▶ [What to produce]: Below are some entries. Copy each line that holds the string "confirmation".

▶ [Data to use]:
────────────────
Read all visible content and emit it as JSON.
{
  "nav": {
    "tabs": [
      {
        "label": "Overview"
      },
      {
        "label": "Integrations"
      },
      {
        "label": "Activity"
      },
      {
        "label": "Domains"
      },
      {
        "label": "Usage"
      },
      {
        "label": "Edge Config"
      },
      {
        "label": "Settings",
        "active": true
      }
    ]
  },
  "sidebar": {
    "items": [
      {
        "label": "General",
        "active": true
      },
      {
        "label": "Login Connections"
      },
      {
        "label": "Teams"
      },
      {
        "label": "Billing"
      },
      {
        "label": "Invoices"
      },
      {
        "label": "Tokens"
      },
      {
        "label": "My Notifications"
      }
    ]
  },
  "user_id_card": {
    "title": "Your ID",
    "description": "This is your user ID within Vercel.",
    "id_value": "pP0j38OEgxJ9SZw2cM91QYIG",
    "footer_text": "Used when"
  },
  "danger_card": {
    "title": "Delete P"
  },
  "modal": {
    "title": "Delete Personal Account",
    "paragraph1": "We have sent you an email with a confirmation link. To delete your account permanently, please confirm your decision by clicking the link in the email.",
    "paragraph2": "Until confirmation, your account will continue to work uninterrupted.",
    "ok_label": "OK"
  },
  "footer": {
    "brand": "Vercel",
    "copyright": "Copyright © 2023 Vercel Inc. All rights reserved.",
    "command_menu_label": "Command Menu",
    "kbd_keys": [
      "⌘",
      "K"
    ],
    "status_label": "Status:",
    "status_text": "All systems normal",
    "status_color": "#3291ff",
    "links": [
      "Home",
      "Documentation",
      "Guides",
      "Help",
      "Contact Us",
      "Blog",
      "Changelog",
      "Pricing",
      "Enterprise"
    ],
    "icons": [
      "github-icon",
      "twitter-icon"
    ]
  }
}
────────────────
▶ [Exercise response]:
    "paragraph1": "We have sent you an email with a confirmation link. To delete your account permanently, please confirm your decision by clicking the link in the email.",
    "paragraph2": "Until confirmation, your account will continue to work uninterrupted.",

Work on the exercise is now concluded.